**Input material:**
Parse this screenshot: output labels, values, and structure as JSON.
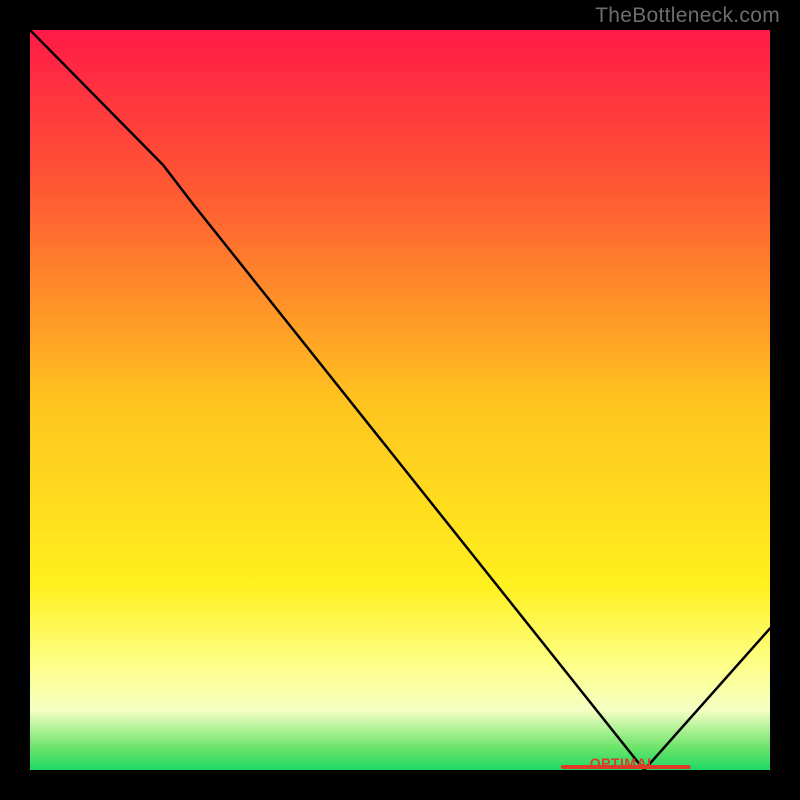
{
  "watermark": "TheBottleneck.com",
  "optimal_label": "OPTIMAL",
  "chart_data": {
    "type": "line",
    "title": "",
    "xlabel": "",
    "ylabel": "",
    "x": [
      0,
      18,
      22,
      83,
      100
    ],
    "values": [
      115,
      94,
      88,
      0,
      22
    ],
    "ylim": [
      0,
      115
    ],
    "xlim": [
      0,
      100
    ],
    "gradient_stops": [
      {
        "pct": 0,
        "color": "#ff1a47"
      },
      {
        "pct": 22,
        "color": "#ff5a33"
      },
      {
        "pct": 50,
        "color": "#ffc31f"
      },
      {
        "pct": 75,
        "color": "#fff01e"
      },
      {
        "pct": 86,
        "color": "#feff8a"
      },
      {
        "pct": 92,
        "color": "#f3ffc4"
      },
      {
        "pct": 97,
        "color": "#6be469"
      },
      {
        "pct": 100,
        "color": "#1fd865"
      }
    ],
    "optimal_marker": {
      "x_start": 72,
      "x_end": 89,
      "y": 0
    }
  }
}
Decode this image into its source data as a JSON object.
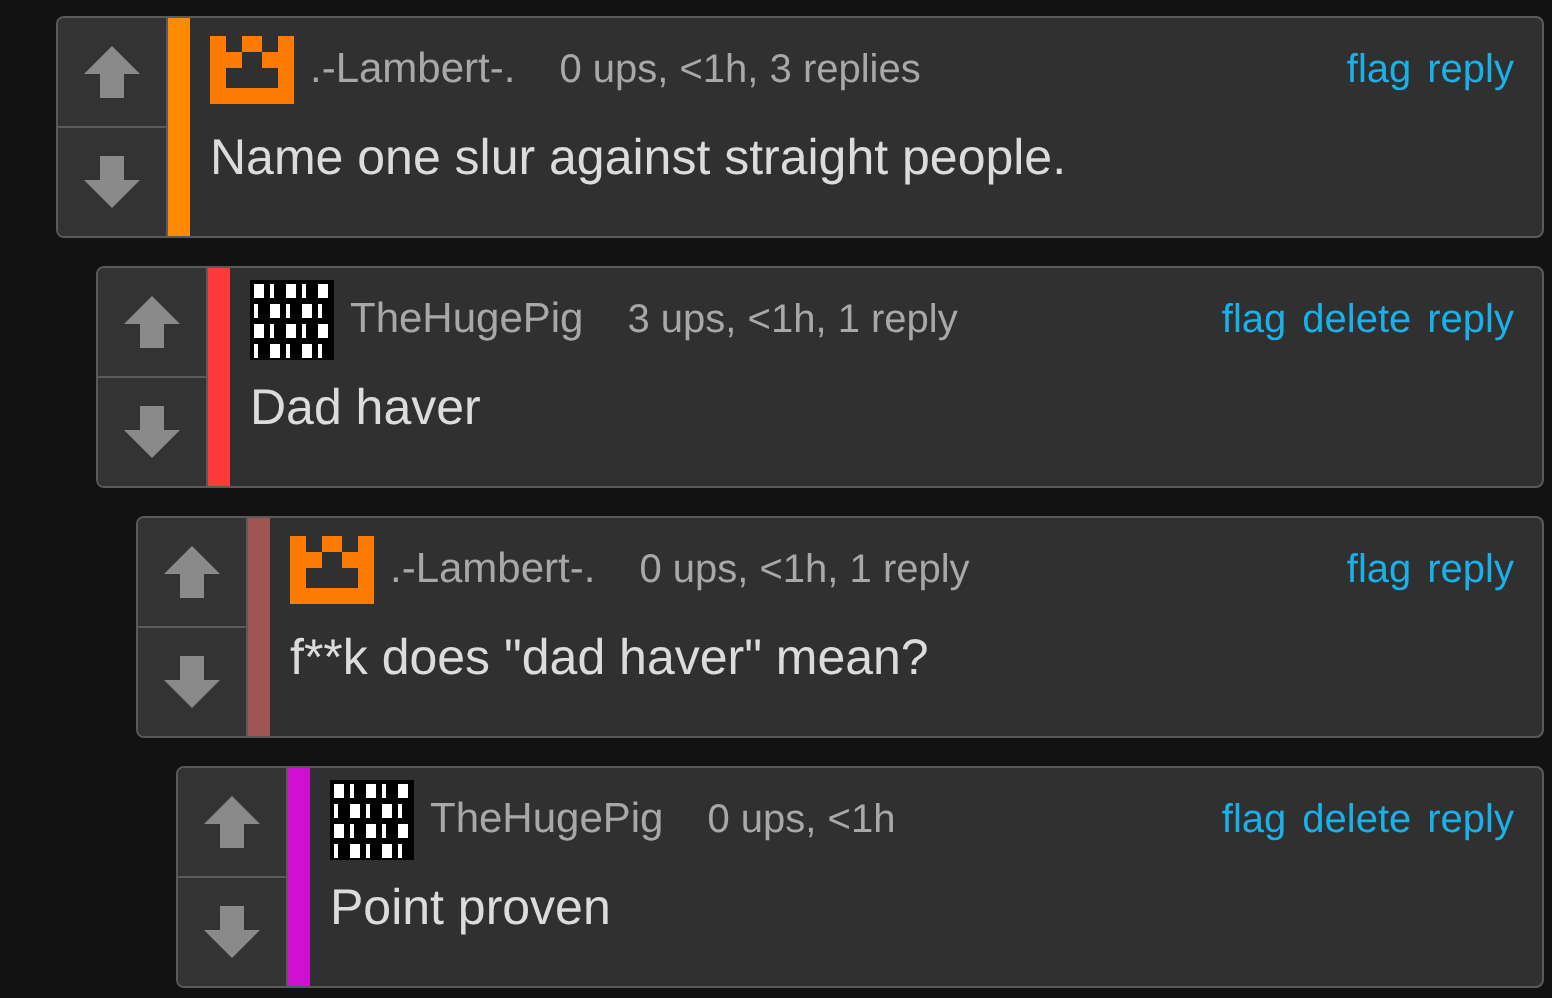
{
  "comments": [
    {
      "username": ".-Lambert-.",
      "avatar": {
        "kind": "castle"
      },
      "meta": "0 ups, <1h, 3 replies",
      "actions": [
        "flag",
        "reply"
      ],
      "text": "Name one slur against straight people.",
      "color": "#ff8a00",
      "children": [
        {
          "username": "TheHugePig",
          "avatar": {
            "kind": "binary"
          },
          "meta": "3 ups, <1h, 1 reply",
          "actions": [
            "flag",
            "delete",
            "reply"
          ],
          "text": "Dad haver",
          "color": "#ff3838",
          "children": [
            {
              "username": ".-Lambert-.",
              "avatar": {
                "kind": "castle"
              },
              "meta": "0 ups, <1h, 1 reply",
              "actions": [
                "flag",
                "reply"
              ],
              "text": "f**k does \"dad haver\" mean?",
              "color": "#a05555",
              "children": [
                {
                  "username": "TheHugePig",
                  "avatar": {
                    "kind": "binary"
                  },
                  "meta": "0 ups, <1h",
                  "actions": [
                    "flag",
                    "delete",
                    "reply"
                  ],
                  "text": "Point proven",
                  "color": "#d010d0"
                }
              ]
            }
          ]
        }
      ]
    }
  ]
}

**Problem description:** Using the material above, return every line exactly as it appears, minus the pictures.

**Response to this exercise:**
Parse this screenshot: output labels, values, and structure as JSON.
{
  "watermark": "TheBottleneck.com",
  "optimal_label": "OPTIMAL",
  "chart_data": {
    "type": "line",
    "title": "",
    "xlabel": "",
    "ylabel": "",
    "x": [
      0,
      18,
      22,
      83,
      100
    ],
    "values": [
      115,
      94,
      88,
      0,
      22
    ],
    "ylim": [
      0,
      115
    ],
    "xlim": [
      0,
      100
    ],
    "gradient_stops": [
      {
        "pct": 0,
        "color": "#ff1a47"
      },
      {
        "pct": 22,
        "color": "#ff5a33"
      },
      {
        "pct": 50,
        "color": "#ffc31f"
      },
      {
        "pct": 75,
        "color": "#fff01e"
      },
      {
        "pct": 86,
        "color": "#feff8a"
      },
      {
        "pct": 92,
        "color": "#f3ffc4"
      },
      {
        "pct": 97,
        "color": "#6be469"
      },
      {
        "pct": 100,
        "color": "#1fd865"
      }
    ],
    "optimal_marker": {
      "x_start": 72,
      "x_end": 89,
      "y": 0
    }
  }
}
Decode this image into its source data as a JSON object.
{
  "comments": [
    {
      "username": ".-Lambert-.",
      "avatar": {
        "kind": "castle"
      },
      "meta": "0 ups, <1h, 3 replies",
      "actions": [
        "flag",
        "reply"
      ],
      "text": "Name one slur against straight people.",
      "color": "#ff8a00",
      "children": [
        {
          "username": "TheHugePig",
          "avatar": {
            "kind": "binary"
          },
          "meta": "3 ups, <1h, 1 reply",
          "actions": [
            "flag",
            "delete",
            "reply"
          ],
          "text": "Dad haver",
          "color": "#ff3838",
          "children": [
            {
              "username": ".-Lambert-.",
              "avatar": {
                "kind": "castle"
              },
              "meta": "0 ups, <1h, 1 reply",
              "actions": [
                "flag",
                "reply"
              ],
              "text": "f**k does \"dad haver\" mean?",
              "color": "#a05555",
              "children": [
                {
                  "username": "TheHugePig",
                  "avatar": {
                    "kind": "binary"
                  },
                  "meta": "0 ups, <1h",
                  "actions": [
                    "flag",
                    "delete",
                    "reply"
                  ],
                  "text": "Point proven",
                  "color": "#d010d0"
                }
              ]
            }
          ]
        }
      ]
    }
  ]
}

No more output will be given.